— Begin —

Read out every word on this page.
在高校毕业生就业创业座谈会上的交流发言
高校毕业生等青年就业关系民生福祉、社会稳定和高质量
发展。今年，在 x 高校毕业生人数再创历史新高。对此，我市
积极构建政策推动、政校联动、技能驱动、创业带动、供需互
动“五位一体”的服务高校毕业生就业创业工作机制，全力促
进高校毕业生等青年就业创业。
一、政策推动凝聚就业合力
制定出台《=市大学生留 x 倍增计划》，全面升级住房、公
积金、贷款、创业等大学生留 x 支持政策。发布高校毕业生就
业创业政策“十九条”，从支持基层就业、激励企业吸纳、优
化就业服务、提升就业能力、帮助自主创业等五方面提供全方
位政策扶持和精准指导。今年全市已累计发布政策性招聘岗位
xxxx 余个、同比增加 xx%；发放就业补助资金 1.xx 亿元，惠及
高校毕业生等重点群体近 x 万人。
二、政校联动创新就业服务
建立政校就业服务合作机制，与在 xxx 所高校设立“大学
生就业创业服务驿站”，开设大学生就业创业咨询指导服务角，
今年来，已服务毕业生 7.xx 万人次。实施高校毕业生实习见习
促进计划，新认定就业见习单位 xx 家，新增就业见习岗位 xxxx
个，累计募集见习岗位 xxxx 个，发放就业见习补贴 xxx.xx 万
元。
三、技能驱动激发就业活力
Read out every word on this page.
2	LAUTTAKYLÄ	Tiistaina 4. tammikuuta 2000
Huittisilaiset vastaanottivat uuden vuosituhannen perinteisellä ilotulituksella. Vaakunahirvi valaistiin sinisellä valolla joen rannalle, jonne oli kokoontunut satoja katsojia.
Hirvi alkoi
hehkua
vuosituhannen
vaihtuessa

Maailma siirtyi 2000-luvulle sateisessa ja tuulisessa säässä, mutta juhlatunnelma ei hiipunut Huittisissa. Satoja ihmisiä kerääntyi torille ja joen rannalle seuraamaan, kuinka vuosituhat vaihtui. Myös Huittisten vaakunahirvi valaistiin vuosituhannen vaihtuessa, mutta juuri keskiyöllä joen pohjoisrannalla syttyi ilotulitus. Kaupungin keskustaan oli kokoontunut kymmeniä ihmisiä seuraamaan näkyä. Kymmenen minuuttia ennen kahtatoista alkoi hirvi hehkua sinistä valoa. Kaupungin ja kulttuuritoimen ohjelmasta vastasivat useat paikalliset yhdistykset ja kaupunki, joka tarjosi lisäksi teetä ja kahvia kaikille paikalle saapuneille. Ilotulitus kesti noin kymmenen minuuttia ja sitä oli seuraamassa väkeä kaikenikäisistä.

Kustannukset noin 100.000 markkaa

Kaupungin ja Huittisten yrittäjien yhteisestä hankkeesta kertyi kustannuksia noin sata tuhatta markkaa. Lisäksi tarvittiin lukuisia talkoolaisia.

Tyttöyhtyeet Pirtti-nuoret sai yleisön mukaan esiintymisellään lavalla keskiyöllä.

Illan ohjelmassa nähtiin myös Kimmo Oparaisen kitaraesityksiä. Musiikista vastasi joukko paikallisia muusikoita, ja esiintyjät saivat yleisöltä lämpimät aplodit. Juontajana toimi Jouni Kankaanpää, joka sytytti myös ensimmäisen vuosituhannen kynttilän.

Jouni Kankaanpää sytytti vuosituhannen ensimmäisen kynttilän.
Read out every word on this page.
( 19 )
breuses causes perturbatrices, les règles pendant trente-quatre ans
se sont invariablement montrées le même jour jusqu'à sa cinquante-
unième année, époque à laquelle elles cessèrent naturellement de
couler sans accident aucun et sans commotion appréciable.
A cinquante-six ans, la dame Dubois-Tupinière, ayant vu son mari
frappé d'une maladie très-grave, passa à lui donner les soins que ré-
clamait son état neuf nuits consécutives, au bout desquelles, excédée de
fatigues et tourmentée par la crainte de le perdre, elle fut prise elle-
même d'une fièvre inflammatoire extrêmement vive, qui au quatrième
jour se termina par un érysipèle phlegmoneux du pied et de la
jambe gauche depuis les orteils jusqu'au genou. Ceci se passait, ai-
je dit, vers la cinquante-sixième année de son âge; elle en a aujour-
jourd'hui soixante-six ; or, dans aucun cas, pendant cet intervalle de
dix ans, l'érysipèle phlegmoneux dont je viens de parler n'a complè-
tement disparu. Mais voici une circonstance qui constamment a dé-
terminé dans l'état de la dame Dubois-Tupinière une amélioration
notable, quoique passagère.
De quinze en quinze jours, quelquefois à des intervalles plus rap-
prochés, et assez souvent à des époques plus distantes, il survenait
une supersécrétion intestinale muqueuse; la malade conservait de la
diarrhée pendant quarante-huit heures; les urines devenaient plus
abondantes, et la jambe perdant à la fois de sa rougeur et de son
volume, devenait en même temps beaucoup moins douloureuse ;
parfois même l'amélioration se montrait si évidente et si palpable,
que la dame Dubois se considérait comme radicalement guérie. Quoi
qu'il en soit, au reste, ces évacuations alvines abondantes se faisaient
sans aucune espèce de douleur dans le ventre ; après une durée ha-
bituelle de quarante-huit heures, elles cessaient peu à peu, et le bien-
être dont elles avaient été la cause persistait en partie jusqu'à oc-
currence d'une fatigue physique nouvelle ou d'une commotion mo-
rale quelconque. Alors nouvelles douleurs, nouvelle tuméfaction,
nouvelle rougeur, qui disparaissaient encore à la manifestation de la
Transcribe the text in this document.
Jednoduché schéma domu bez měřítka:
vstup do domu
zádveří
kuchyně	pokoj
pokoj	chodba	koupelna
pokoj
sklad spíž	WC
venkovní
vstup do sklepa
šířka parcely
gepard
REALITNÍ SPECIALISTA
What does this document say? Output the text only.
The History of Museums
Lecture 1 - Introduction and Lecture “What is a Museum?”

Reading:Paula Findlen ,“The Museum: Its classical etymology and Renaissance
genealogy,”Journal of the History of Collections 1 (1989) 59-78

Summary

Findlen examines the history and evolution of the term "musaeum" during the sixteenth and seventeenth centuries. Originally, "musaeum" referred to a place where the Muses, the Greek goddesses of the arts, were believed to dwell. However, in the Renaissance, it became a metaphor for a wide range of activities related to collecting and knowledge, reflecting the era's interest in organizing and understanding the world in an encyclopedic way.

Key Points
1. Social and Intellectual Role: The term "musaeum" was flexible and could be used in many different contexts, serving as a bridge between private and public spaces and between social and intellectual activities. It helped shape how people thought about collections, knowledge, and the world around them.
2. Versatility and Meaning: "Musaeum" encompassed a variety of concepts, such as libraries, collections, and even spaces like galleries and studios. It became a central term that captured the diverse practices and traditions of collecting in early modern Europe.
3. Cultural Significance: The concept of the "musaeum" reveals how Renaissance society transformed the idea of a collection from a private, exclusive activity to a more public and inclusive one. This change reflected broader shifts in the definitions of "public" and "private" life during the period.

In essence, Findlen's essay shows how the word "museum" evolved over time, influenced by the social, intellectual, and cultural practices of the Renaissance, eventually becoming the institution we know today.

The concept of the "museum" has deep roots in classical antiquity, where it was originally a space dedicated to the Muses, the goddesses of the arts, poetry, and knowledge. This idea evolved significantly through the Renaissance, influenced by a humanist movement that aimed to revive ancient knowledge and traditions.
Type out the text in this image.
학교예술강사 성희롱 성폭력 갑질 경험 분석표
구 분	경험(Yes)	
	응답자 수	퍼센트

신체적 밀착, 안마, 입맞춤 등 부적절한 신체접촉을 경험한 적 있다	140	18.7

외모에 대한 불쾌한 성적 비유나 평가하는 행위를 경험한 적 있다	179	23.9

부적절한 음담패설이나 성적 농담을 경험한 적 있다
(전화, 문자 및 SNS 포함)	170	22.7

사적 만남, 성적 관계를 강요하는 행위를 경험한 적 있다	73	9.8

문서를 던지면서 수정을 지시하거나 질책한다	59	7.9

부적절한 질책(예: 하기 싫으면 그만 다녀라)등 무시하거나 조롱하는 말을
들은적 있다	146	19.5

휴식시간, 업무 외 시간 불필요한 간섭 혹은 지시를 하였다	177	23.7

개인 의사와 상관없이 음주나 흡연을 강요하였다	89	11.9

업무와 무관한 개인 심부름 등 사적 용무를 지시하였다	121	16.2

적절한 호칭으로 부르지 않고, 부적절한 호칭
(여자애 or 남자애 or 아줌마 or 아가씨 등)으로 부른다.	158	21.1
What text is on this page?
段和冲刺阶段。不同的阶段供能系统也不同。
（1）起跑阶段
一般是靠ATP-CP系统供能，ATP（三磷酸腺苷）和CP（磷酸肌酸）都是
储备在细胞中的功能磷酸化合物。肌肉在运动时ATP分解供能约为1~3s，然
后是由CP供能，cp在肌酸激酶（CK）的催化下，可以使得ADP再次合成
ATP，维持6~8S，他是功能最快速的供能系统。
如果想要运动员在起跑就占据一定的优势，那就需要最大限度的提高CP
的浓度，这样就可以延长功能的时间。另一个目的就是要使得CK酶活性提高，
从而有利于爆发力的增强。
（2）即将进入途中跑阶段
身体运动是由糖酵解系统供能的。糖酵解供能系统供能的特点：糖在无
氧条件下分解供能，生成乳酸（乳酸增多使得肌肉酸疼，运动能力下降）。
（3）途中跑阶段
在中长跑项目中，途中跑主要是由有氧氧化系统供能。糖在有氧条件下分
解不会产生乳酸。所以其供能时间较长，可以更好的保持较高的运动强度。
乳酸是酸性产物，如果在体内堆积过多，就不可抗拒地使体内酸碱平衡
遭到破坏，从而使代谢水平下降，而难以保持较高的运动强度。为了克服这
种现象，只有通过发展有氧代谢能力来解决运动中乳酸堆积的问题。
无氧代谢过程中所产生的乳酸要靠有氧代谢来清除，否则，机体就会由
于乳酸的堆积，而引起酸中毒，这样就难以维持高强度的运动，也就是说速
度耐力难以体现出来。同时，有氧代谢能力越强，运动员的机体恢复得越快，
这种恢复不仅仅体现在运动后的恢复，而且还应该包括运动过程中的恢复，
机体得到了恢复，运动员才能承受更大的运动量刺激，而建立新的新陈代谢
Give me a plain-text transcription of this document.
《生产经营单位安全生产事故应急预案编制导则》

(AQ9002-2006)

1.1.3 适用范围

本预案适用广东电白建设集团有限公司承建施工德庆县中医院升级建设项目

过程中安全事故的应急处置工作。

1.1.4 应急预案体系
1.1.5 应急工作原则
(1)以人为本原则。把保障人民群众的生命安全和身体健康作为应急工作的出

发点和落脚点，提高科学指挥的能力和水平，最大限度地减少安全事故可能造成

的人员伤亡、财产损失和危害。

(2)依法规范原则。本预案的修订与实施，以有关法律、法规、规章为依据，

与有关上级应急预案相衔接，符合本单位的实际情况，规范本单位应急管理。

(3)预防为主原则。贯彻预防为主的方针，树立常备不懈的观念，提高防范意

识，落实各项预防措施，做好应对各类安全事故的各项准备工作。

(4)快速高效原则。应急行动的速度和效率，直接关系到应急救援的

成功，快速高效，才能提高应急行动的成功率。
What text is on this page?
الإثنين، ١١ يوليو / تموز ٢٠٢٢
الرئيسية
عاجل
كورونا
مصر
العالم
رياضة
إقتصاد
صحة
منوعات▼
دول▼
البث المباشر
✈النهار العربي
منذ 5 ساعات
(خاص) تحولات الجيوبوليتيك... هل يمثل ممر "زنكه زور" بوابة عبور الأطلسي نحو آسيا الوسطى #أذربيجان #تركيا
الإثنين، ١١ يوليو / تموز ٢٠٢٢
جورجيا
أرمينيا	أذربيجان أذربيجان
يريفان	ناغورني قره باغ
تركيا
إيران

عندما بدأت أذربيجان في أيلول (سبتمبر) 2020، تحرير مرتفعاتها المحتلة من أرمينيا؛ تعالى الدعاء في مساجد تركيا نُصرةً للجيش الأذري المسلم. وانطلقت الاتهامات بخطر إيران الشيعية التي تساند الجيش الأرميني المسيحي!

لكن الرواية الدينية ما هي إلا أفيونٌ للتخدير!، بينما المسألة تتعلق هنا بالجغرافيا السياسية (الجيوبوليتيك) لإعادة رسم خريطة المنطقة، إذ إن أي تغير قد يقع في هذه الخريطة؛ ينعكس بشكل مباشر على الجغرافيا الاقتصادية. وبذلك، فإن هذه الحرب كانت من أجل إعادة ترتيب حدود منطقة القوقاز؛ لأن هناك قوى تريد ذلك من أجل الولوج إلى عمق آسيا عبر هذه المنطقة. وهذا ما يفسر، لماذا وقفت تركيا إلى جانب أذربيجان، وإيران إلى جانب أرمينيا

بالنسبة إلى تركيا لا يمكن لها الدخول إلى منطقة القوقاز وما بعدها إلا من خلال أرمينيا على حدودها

— End —

**REQUIREMENTS:**
Every line in the data above that contains "jusqu" needs to be copied.

**THE ANSWER:**
se sont invariablement montrées le même jour jusqu'à sa cinquante-
jambe gauche depuis les orteils jusqu'au genou. Ceci se passait, ai-
être dont elles avaient été la cause persistait en partie jusqu'à oc-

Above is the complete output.